GOAL OF THE EXERCISE
Look through the material and tally each line bearing the word "dmol". Give only the total.

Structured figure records
++++++
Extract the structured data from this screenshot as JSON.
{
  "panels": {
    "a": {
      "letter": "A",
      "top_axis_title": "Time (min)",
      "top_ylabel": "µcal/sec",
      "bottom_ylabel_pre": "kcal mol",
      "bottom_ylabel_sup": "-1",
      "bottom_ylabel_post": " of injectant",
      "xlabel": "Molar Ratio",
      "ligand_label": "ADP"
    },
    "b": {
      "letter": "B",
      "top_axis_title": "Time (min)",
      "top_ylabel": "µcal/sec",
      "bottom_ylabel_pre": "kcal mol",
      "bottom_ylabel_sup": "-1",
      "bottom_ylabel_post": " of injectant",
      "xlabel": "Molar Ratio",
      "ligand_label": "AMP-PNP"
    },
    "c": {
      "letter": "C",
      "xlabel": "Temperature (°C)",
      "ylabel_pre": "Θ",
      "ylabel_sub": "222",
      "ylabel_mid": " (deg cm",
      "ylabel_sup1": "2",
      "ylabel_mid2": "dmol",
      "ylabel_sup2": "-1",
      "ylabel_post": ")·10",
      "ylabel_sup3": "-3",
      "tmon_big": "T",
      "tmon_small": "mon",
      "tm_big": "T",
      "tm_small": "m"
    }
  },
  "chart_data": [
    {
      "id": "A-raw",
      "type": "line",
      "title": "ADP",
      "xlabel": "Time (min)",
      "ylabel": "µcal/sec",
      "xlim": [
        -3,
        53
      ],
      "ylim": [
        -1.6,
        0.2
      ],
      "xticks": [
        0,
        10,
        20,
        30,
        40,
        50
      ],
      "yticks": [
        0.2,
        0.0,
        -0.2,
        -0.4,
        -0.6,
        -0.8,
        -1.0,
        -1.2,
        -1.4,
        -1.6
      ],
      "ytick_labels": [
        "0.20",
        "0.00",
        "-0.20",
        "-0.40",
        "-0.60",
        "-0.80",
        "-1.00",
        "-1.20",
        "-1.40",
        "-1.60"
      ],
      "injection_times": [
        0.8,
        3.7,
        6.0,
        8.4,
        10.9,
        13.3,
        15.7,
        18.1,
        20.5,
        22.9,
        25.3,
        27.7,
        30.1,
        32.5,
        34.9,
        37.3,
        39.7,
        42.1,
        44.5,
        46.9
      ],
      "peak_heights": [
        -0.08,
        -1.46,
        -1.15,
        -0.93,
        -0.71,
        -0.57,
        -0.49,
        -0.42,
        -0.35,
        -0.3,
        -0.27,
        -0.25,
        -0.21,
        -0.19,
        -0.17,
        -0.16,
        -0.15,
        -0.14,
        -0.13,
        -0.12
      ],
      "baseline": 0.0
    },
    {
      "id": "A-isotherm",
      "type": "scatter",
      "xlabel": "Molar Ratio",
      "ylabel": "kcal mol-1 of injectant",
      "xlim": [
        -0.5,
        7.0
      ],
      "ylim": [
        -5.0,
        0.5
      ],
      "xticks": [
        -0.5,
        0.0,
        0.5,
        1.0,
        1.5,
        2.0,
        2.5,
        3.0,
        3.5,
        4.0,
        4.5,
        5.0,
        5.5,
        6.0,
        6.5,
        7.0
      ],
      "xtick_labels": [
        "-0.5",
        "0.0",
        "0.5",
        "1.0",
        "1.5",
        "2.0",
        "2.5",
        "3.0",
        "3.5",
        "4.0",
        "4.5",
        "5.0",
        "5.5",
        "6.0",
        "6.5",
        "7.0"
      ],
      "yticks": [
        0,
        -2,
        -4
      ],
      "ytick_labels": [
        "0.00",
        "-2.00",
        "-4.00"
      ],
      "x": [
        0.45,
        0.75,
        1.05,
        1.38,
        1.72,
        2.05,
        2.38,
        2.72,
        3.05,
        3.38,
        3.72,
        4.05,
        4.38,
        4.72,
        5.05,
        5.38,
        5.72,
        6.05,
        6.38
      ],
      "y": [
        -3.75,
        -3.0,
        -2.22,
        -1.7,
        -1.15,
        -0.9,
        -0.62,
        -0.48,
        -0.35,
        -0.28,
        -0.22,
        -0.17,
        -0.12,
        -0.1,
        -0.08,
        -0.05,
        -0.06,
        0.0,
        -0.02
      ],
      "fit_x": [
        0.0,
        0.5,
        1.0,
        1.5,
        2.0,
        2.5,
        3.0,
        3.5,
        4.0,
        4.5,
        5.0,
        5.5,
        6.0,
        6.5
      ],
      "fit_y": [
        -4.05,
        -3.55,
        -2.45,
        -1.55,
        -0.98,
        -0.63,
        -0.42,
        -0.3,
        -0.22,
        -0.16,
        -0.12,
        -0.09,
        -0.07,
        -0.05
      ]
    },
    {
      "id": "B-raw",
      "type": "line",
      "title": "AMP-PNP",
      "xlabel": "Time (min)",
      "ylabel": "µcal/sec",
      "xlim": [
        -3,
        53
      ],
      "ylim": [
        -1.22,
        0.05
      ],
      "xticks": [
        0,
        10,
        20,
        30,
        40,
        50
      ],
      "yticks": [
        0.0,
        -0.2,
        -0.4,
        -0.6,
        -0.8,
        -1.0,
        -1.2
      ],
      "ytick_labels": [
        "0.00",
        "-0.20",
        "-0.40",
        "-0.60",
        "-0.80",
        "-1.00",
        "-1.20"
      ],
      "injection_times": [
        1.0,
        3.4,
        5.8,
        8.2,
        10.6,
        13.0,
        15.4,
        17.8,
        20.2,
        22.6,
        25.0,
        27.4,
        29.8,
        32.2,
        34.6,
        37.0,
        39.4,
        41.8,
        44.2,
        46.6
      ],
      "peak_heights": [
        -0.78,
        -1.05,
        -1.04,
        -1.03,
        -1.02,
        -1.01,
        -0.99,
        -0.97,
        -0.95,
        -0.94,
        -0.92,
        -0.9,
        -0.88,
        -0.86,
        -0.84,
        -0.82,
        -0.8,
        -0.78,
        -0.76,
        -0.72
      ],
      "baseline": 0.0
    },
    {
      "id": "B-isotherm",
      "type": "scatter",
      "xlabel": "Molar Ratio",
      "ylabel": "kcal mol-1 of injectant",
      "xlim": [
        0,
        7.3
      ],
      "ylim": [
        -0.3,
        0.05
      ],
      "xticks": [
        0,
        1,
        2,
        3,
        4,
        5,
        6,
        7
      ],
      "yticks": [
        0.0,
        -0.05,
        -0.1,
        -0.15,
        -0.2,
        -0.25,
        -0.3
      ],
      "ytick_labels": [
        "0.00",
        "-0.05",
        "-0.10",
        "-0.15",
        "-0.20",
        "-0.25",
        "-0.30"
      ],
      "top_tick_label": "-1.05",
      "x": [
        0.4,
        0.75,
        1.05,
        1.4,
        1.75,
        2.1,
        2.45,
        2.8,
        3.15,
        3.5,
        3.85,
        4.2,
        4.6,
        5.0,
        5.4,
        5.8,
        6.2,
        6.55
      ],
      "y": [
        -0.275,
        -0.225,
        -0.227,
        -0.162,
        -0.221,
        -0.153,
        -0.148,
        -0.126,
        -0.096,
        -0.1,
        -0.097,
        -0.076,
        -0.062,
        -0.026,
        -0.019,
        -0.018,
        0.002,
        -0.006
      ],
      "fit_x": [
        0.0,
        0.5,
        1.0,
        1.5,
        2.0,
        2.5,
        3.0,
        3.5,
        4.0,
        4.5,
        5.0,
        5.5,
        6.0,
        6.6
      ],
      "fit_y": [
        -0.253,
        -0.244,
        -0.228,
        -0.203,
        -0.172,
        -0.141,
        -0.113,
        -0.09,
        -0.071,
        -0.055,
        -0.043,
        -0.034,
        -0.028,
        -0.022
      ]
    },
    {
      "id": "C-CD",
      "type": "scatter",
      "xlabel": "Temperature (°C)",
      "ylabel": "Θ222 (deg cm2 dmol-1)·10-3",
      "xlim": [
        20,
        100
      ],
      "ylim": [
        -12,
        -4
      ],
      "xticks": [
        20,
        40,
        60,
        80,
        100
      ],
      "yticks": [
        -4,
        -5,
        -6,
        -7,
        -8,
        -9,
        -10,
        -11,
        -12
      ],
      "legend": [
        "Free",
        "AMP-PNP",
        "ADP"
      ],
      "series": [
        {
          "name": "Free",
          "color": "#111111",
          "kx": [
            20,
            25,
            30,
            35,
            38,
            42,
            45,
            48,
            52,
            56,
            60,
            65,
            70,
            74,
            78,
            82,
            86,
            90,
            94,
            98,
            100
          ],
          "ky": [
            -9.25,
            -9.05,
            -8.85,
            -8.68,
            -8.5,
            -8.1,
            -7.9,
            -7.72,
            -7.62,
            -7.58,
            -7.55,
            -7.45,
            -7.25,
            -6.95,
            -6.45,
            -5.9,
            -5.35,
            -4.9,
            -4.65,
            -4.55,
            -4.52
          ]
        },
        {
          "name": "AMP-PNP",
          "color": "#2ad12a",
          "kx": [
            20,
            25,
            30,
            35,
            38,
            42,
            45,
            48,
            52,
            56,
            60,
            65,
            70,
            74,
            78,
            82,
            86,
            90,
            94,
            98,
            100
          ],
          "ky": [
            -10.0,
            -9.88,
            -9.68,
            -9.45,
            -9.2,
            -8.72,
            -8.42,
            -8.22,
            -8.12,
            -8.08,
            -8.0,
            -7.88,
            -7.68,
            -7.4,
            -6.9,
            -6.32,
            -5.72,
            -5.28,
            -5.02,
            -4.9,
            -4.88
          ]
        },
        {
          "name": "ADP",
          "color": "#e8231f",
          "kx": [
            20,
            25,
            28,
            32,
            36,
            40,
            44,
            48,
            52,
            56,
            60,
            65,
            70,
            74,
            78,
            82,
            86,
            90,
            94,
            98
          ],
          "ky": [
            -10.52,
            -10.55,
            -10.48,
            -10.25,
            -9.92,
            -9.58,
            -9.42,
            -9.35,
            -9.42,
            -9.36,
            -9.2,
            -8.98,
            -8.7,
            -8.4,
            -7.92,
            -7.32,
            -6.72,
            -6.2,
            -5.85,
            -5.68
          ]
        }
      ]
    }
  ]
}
++++++
SOLUTION TO THIS TASK
2